start Extracted data
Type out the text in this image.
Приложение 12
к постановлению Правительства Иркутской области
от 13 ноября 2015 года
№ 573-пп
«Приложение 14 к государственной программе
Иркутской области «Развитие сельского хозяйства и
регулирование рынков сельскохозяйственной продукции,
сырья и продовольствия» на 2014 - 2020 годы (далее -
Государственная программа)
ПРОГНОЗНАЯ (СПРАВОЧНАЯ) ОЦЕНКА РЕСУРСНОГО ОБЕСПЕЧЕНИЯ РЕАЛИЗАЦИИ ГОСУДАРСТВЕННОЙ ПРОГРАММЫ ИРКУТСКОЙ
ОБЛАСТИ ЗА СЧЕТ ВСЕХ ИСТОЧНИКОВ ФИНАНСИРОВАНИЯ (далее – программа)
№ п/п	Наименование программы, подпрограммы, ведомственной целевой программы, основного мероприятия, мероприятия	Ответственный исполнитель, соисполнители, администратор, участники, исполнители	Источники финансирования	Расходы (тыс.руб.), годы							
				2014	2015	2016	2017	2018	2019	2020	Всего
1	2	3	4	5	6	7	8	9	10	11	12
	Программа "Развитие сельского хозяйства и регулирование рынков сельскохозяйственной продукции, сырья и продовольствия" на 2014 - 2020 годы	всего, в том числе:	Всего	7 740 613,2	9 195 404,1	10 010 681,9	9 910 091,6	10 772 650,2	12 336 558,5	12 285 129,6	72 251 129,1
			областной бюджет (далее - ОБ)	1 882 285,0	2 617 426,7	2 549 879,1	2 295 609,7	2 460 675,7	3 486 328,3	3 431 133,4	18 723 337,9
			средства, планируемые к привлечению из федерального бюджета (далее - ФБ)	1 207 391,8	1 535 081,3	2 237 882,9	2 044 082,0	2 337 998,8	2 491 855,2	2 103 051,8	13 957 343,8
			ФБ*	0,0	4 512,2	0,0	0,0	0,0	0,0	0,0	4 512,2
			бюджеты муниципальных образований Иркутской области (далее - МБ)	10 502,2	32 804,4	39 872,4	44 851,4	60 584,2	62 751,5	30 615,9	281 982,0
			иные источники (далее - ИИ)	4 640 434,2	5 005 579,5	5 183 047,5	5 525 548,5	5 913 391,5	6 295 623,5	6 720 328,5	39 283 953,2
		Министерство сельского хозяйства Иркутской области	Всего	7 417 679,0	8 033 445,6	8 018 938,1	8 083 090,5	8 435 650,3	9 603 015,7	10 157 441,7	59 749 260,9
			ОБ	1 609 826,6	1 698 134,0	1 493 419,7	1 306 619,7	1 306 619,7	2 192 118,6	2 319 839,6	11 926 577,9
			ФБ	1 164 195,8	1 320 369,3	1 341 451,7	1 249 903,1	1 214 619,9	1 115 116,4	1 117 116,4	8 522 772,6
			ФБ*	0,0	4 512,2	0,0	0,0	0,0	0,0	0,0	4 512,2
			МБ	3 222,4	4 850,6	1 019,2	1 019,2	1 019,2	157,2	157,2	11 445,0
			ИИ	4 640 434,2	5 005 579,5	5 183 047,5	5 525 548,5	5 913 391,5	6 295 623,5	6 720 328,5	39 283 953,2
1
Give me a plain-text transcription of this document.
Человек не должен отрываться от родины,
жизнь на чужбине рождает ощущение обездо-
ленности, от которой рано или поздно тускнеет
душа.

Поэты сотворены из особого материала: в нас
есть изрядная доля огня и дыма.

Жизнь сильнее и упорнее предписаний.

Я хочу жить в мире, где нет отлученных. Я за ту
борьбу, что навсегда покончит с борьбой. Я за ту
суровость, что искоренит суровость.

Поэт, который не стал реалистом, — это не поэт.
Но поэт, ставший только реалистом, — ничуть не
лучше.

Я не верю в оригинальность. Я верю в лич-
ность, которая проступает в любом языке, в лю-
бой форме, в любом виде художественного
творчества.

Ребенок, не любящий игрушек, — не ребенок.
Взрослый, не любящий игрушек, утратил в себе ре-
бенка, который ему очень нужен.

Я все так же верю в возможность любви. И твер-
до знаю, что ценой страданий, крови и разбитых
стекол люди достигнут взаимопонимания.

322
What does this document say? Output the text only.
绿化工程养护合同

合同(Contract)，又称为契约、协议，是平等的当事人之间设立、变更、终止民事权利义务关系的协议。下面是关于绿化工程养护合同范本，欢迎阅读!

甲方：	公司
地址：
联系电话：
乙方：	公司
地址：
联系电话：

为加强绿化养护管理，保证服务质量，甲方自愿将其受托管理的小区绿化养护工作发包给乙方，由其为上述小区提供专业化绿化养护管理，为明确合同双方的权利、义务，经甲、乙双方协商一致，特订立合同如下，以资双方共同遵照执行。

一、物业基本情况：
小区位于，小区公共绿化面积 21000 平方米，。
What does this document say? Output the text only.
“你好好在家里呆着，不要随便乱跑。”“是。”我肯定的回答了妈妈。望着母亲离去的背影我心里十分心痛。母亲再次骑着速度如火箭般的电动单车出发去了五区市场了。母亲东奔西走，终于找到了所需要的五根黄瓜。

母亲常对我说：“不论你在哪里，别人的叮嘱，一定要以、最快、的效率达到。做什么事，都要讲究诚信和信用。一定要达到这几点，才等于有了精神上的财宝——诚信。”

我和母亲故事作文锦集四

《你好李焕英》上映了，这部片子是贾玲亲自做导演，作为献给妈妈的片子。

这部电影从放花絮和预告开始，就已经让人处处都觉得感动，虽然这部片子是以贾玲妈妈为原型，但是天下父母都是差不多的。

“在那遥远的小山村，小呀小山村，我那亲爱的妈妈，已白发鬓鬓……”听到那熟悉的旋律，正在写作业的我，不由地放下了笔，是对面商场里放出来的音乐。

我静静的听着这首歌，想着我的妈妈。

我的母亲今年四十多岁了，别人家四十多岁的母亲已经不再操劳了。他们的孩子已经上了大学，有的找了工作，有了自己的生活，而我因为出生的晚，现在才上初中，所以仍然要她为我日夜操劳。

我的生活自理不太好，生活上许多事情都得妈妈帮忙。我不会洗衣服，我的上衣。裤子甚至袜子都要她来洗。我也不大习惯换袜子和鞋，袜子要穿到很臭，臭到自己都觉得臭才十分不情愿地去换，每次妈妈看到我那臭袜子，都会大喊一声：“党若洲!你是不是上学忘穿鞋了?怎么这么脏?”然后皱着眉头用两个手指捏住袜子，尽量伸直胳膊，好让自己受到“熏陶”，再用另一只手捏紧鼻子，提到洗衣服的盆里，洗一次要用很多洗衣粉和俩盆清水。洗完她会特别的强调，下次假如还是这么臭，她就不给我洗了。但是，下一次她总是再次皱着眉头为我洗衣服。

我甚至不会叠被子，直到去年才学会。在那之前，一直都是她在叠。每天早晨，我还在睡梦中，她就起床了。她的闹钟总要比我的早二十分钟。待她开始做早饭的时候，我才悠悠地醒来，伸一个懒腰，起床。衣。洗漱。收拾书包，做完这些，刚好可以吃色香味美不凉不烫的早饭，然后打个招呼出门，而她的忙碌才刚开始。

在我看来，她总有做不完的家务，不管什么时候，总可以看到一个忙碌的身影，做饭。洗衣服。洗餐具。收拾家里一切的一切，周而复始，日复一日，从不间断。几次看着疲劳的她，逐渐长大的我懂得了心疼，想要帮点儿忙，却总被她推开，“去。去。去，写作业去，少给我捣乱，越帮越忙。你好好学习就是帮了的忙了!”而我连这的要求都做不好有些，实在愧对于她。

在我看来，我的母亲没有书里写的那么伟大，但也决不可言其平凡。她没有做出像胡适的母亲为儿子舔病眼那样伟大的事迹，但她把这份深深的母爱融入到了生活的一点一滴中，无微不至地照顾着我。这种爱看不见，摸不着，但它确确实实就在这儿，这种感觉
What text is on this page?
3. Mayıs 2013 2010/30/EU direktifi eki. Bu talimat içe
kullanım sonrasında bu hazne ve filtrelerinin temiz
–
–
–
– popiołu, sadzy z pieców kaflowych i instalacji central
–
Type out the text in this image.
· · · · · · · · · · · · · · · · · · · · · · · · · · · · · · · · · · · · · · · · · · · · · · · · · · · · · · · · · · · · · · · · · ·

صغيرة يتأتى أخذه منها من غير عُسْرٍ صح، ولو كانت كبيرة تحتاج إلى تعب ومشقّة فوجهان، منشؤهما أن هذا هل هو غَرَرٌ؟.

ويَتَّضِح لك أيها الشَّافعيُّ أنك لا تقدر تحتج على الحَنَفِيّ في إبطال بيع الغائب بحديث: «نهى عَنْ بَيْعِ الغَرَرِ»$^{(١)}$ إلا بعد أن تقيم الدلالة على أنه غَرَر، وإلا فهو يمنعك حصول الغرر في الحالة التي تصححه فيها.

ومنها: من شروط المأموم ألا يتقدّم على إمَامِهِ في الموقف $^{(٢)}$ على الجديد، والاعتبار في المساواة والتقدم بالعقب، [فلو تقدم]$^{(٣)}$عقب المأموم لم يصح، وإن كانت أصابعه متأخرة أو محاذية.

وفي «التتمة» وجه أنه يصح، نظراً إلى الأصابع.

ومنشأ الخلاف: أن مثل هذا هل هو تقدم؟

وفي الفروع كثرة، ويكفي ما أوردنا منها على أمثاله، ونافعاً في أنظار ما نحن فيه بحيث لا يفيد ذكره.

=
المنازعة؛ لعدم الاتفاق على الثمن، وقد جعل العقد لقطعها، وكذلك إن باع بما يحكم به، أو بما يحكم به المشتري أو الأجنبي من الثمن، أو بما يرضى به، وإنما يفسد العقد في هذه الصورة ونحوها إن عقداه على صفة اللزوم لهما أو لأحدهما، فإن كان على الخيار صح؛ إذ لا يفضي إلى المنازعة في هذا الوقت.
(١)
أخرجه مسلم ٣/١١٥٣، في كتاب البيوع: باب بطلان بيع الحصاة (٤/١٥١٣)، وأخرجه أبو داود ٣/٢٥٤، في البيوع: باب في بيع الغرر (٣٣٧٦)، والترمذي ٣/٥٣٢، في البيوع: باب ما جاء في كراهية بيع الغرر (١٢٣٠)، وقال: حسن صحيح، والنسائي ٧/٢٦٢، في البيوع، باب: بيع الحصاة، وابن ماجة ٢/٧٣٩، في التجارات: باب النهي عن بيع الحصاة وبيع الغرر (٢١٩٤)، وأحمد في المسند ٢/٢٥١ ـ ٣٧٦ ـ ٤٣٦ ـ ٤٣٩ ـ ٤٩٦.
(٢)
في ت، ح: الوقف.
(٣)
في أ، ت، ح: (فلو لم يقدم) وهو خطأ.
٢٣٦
end Extracted data
▶ _Task prompt_: Of all the lines above, how many contain the word "игрушек"? Answer with only the number.

▶ _Completed task_: 2